*Written instruction*. What follows is a listing to be transcribed exactly.

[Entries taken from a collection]

━━━━

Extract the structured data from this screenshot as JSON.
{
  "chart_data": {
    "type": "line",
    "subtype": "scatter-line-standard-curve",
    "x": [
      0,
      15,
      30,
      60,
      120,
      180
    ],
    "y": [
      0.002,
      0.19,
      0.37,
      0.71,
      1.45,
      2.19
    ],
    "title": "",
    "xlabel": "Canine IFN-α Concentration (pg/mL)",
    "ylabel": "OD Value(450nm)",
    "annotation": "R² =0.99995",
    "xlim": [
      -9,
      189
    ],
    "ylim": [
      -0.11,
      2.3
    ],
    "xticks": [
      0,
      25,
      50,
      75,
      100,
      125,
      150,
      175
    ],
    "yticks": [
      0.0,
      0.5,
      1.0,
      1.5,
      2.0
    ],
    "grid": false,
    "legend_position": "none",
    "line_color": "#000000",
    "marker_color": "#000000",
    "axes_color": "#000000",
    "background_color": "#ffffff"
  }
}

━━━━

*Task result*.
Extract the structured data from this screenshot as JSON.
{
  "chart_data": {
    "type": "line",
    "subtype": "scatter-line-standard-curve",
    "x": [
      0,
      15,
      30,
      60,
      120,
      180
    ],
    "y": [
      0.002,
      0.19,
      0.37,
      0.71,
      1.45,
      2.19
    ],
    "title": "",
    "xlabel": "Canine IFN-α Concentration (pg/mL)",
    "ylabel": "OD Value(450nm)",
    "annotation": "R² =0.99995",
    "xlim": [
      -9,
      189
    ],
    "ylim": [
      -0.11,
      2.3
    ],
    "xticks": [
      0,
      25,
      50,
      75,
      100,
      125,
      150,
      175
    ],
    "yticks": [
      0.0,
      0.5,
      1.0,
      1.5,
      2.0
    ],
    "grid": false,
    "legend_position": "none",
    "line_color": "#000000",
    "marker_color": "#000000",
    "axes_color": "#000000",
    "background_color": "#ffffff"
  }
}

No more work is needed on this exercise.